# INFORMATION PROVIDED

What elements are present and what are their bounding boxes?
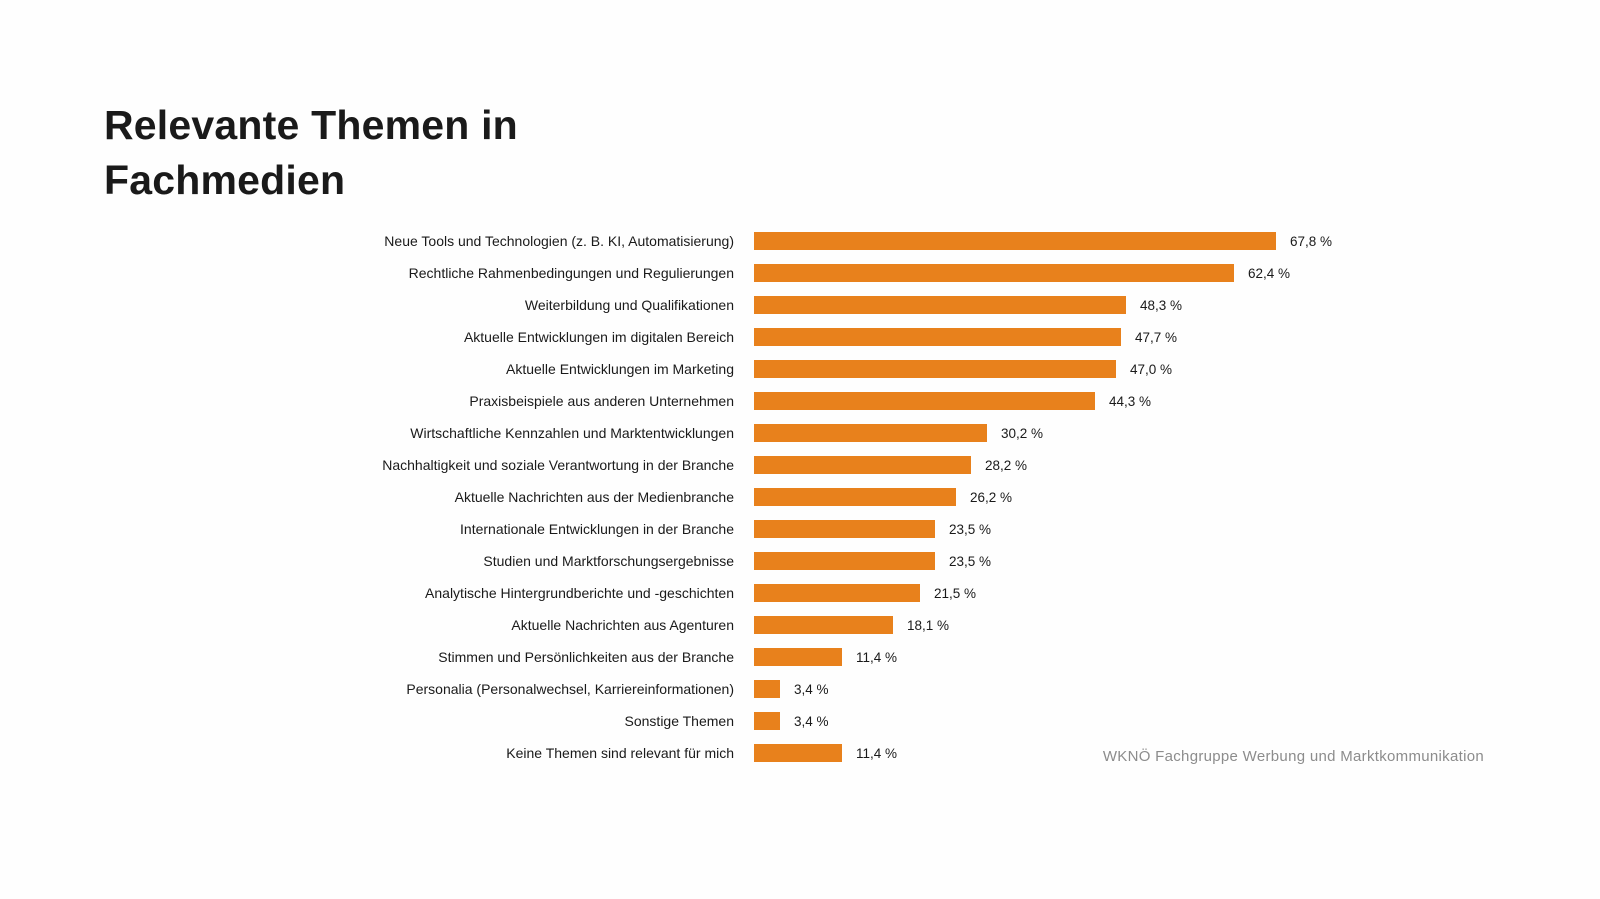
value-label: 21,5 % — [934, 585, 977, 601]
value-label: 48,3 % — [1140, 297, 1183, 313]
category-label: Aktuelle Nachrichten aus der Medienbranc… — [454, 489, 734, 505]
value-label: 26,2 % — [970, 489, 1013, 505]
bar — [754, 392, 1095, 410]
bar — [754, 232, 1276, 250]
category-label: Wirtschaftliche Kennzahlen und Marktentw… — [410, 425, 734, 441]
bar-track: 26,2 % — [754, 488, 1524, 506]
category-label: Neue Tools und Technologien (z. B. KI, A… — [384, 233, 734, 249]
bar-track: 28,2 % — [754, 456, 1524, 474]
bar-chart: Neue Tools und Technologien (z. B. KI, A… — [104, 225, 1524, 769]
value-label: 18,1 % — [907, 617, 950, 633]
bar-track: 48,3 % — [754, 296, 1524, 314]
bar-track: 23,5 % — [754, 552, 1524, 570]
value-label: 28,2 % — [985, 457, 1028, 473]
chart-row: Aktuelle Entwicklungen im Marketing 47,0 … — [104, 353, 1524, 385]
value-label: 30,2 % — [1001, 425, 1044, 441]
bar — [754, 520, 935, 538]
chart-row: Stimmen und Persönlichkeiten aus der Bra… — [104, 641, 1524, 673]
chart-row: Personalia (Personalwechsel, Karriereinf… — [104, 673, 1524, 705]
bar-track: 3,4 % — [754, 680, 1524, 698]
bar — [754, 488, 956, 506]
bar-track: 21,5 % — [754, 584, 1524, 602]
value-label: 23,5 % — [949, 553, 992, 569]
value-label: 3,4 % — [794, 713, 829, 729]
category-label: Aktuelle Entwicklungen im digitalen Bere… — [463, 329, 734, 345]
bar-track: 11,4 % — [754, 648, 1524, 666]
chart-row: Sonstige Themen 3,4 % — [104, 705, 1524, 737]
chart-row: Keine Themen sind relevant für mich 11,4 … — [104, 737, 1524, 769]
chart-row: Aktuelle Nachrichten aus Agenturen 18,1 % — [104, 609, 1524, 641]
bar-track: 3,4 % — [754, 712, 1524, 730]
bar — [754, 424, 987, 442]
bar — [754, 584, 920, 602]
bar — [754, 648, 842, 666]
value-label: 11,4 % — [856, 745, 898, 761]
source-caption: WKNÖ Fachgruppe Werbung und Marktkommuni… — [1102, 748, 1484, 765]
category-label: Internationale Entwicklungen in der Bran… — [460, 521, 734, 537]
chart-row: Studien und Marktforschungsergebnisse 23,… — [104, 545, 1524, 577]
bar-track: 67,8 % — [754, 232, 1524, 250]
bar-track: 30,2 % — [754, 424, 1524, 442]
value-label: 44,3 % — [1109, 393, 1152, 409]
value-label: 47,7 % — [1135, 329, 1178, 345]
bar — [754, 712, 780, 730]
bar — [754, 552, 935, 570]
bar — [754, 456, 971, 474]
chart-row: Internationale Entwicklungen in der Bran… — [104, 513, 1524, 545]
chart-row: Analytische Hintergrundberichte und -ges… — [104, 577, 1524, 609]
chart-row: Wirtschaftliche Kennzahlen und Marktentw… — [104, 417, 1524, 449]
chart-row: Neue Tools und Technologien (z. B. KI, A… — [104, 225, 1524, 257]
category-label: Aktuelle Entwicklungen im Marketing — [506, 361, 734, 377]
bar — [754, 744, 842, 762]
page-title: Relevante Themen in Fachmedien — [104, 98, 624, 208]
category-label: Personalia (Personalwechsel, Karriereinf… — [406, 681, 734, 697]
category-label: Praxisbeispiele aus anderen Unternehmen — [469, 393, 734, 409]
category-label: Aktuelle Nachrichten aus Agenturen — [511, 617, 734, 633]
bar — [754, 616, 893, 634]
bar — [754, 264, 1234, 282]
category-label: Studien und Marktforschungsergebnisse — [483, 553, 734, 569]
bar-track: 47,7 % — [754, 328, 1524, 346]
bar — [754, 296, 1126, 314]
bar — [754, 328, 1121, 346]
bar-track: 62,4 % — [754, 264, 1524, 282]
bar-track: 18,1 % — [754, 616, 1524, 634]
chart-row: Aktuelle Nachrichten aus der Medienbranc… — [104, 481, 1524, 513]
category-label: Nachhaltigkeit und soziale Verantwortung… — [382, 457, 734, 473]
value-label: 67,8 % — [1290, 233, 1333, 249]
chart-row: Weiterbildung und Qualifikationen 48,3 % — [104, 289, 1524, 321]
bar-track: 11,4 % — [754, 744, 1524, 762]
category-label: Keine Themen sind relevant für mich — [506, 745, 734, 761]
chart-row: Aktuelle Entwicklungen im digitalen Bere… — [104, 321, 1524, 353]
category-label: Sonstige Themen — [624, 713, 734, 729]
value-label: 23,5 % — [949, 521, 992, 537]
bar — [754, 360, 1116, 378]
page-title-line-2: Fachmedien — [104, 157, 346, 203]
category-label: Analytische Hintergrundberichte und -ges… — [425, 585, 734, 601]
bar — [754, 680, 780, 698]
bar-track: 44,3 % — [754, 392, 1524, 410]
bar-track: 47,0 % — [754, 360, 1524, 378]
chart-row: Praxisbeispiele aus anderen Unternehmen 4… — [104, 385, 1524, 417]
bar-track: 23,5 % — [754, 520, 1524, 538]
value-label: 47,0 % — [1130, 361, 1173, 377]
chart-row: Rechtliche Rahmenbedingungen und Regulie… — [104, 257, 1524, 289]
value-label: 11,4 % — [856, 649, 898, 665]
page-title-line-1: Relevante Themen in — [104, 102, 518, 148]
category-label: Stimmen und Persönlichkeiten aus der Bra… — [438, 649, 734, 665]
value-label: 62,4 % — [1248, 265, 1291, 281]
category-label: Rechtliche Rahmenbedingungen und Regulie… — [408, 265, 734, 281]
value-label: 3,4 % — [794, 681, 829, 697]
chart-row: Nachhaltigkeit und soziale Verantwortung… — [104, 449, 1524, 481]
category-label: Weiterbildung und Qualifikationen — [524, 297, 734, 313]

# PROBLEM
Retype the whole listing above line for line, without changing a character, and omit the pictures.

# CORRECT OUTPUT
What elements are present and what are their bounding boxes?
value-label: 21,5 % — [934, 585, 977, 601]
value-label: 48,3 % — [1140, 297, 1183, 313]
category-label: Aktuelle Nachrichten aus der Medienbranc… — [454, 489, 734, 505]
value-label: 26,2 % — [970, 489, 1013, 505]
bar — [754, 392, 1095, 410]
bar — [754, 232, 1276, 250]
category-label: Wirtschaftliche Kennzahlen und Marktentw… — [410, 425, 734, 441]
bar-track: 26,2 % — [754, 488, 1524, 506]
category-label: Neue Tools und Technologien (z. B. KI, A… — [384, 233, 734, 249]
bar-track: 28,2 % — [754, 456, 1524, 474]
bar-chart: Neue Tools und Technologien (z. B. KI, A… — [104, 225, 1524, 769]
value-label: 18,1 % — [907, 617, 950, 633]
bar-track: 48,3 % — [754, 296, 1524, 314]
bar-track: 23,5 % — [754, 552, 1524, 570]
value-label: 28,2 % — [985, 457, 1028, 473]
chart-row: Aktuelle Entwicklungen im Marketing 47,0 … — [104, 353, 1524, 385]
value-label: 30,2 % — [1001, 425, 1044, 441]
bar — [754, 520, 935, 538]
chart-row: Stimmen und Persönlichkeiten aus der Bra… — [104, 641, 1524, 673]
chart-row: Personalia (Personalwechsel, Karriereinf… — [104, 673, 1524, 705]
bar-track: 3,4 % — [754, 680, 1524, 698]
bar — [754, 488, 956, 506]
bar-track: 21,5 % — [754, 584, 1524, 602]
value-label: 23,5 % — [949, 553, 992, 569]
value-label: 3,4 % — [794, 713, 829, 729]
category-label: Aktuelle Entwicklungen im digitalen Bere… — [463, 329, 734, 345]
bar-track: 11,4 % — [754, 648, 1524, 666]
chart-row: Sonstige Themen 3,4 % — [104, 705, 1524, 737]
chart-row: Keine Themen sind relevant für mich 11,4 … — [104, 737, 1524, 769]
chart-row: Aktuelle Nachrichten aus Agenturen 18,1 % — [104, 609, 1524, 641]
bar-track: 3,4 % — [754, 712, 1524, 730]
bar — [754, 424, 987, 442]
bar — [754, 584, 920, 602]
bar — [754, 648, 842, 666]
value-label: 11,4 % — [856, 745, 898, 761]
source-caption: WKNÖ Fachgruppe Werbung und Marktkommuni… — [1102, 748, 1484, 765]
category-label: Internationale Entwicklungen in der Bran… — [460, 521, 734, 537]
chart-row: Studien und Marktforschungsergebnisse 23,… — [104, 545, 1524, 577]
bar-track: 67,8 % — [754, 232, 1524, 250]
bar-track: 30,2 % — [754, 424, 1524, 442]
value-label: 44,3 % — [1109, 393, 1152, 409]
value-label: 47,7 % — [1135, 329, 1178, 345]
bar — [754, 712, 780, 730]
bar — [754, 552, 935, 570]
bar — [754, 456, 971, 474]
chart-row: Internationale Entwicklungen in der Bran… — [104, 513, 1524, 545]
chart-row: Analytische Hintergrundberichte und -ges… — [104, 577, 1524, 609]
chart-row: Wirtschaftliche Kennzahlen und Marktentw… — [104, 417, 1524, 449]
chart-row: Neue Tools und Technologien (z. B. KI, A… — [104, 225, 1524, 257]
category-label: Aktuelle Entwicklungen im Marketing — [506, 361, 734, 377]
bar — [754, 744, 842, 762]
page-title: Relevante Themen in Fachmedien — [104, 98, 624, 208]
category-label: Personalia (Personalwechsel, Karriereinf… — [406, 681, 734, 697]
category-label: Praxisbeispiele aus anderen Unternehmen — [469, 393, 734, 409]
category-label: Aktuelle Nachrichten aus Agenturen — [511, 617, 734, 633]
bar — [754, 616, 893, 634]
bar — [754, 264, 1234, 282]
category-label: Studien und Marktforschungsergebnisse — [483, 553, 734, 569]
bar-track: 47,7 % — [754, 328, 1524, 346]
bar — [754, 296, 1126, 314]
bar — [754, 328, 1121, 346]
bar-track: 62,4 % — [754, 264, 1524, 282]
bar-track: 18,1 % — [754, 616, 1524, 634]
chart-row: Aktuelle Nachrichten aus der Medienbranc… — [104, 481, 1524, 513]
category-label: Nachhaltigkeit und soziale Verantwortung… — [382, 457, 734, 473]
value-label: 67,8 % — [1290, 233, 1333, 249]
chart-row: Weiterbildung und Qualifikationen 48,3 % — [104, 289, 1524, 321]
bar-track: 11,4 % — [754, 744, 1524, 762]
category-label: Keine Themen sind relevant für mich — [506, 745, 734, 761]
chart-row: Aktuelle Entwicklungen im digitalen Bere… — [104, 321, 1524, 353]
category-label: Sonstige Themen — [624, 713, 734, 729]
value-label: 23,5 % — [949, 521, 992, 537]
bar — [754, 360, 1116, 378]
page-title-line-2: Fachmedien — [104, 157, 346, 203]
category-label: Analytische Hintergrundberichte und -ges… — [425, 585, 734, 601]
bar — [754, 680, 780, 698]
bar-track: 44,3 % — [754, 392, 1524, 410]
bar-track: 47,0 % — [754, 360, 1524, 378]
chart-row: Praxisbeispiele aus anderen Unternehmen 4… — [104, 385, 1524, 417]
bar-track: 23,5 % — [754, 520, 1524, 538]
value-label: 47,0 % — [1130, 361, 1173, 377]
chart-row: Rechtliche Rahmenbedingungen und Regulie… — [104, 257, 1524, 289]
value-label: 11,4 % — [856, 649, 898, 665]
page-title-line-1: Relevante Themen in — [104, 102, 518, 148]
category-label: Stimmen und Persönlichkeiten aus der Bra… — [438, 649, 734, 665]
value-label: 62,4 % — [1248, 265, 1291, 281]
category-label: Rechtliche Rahmenbedingungen und Regulie… — [408, 265, 734, 281]
value-label: 3,4 % — [794, 681, 829, 697]
chart-row: Nachhaltigkeit und soziale Verantwortung… — [104, 449, 1524, 481]
category-label: Weiterbildung und Qualifikationen — [524, 297, 734, 313]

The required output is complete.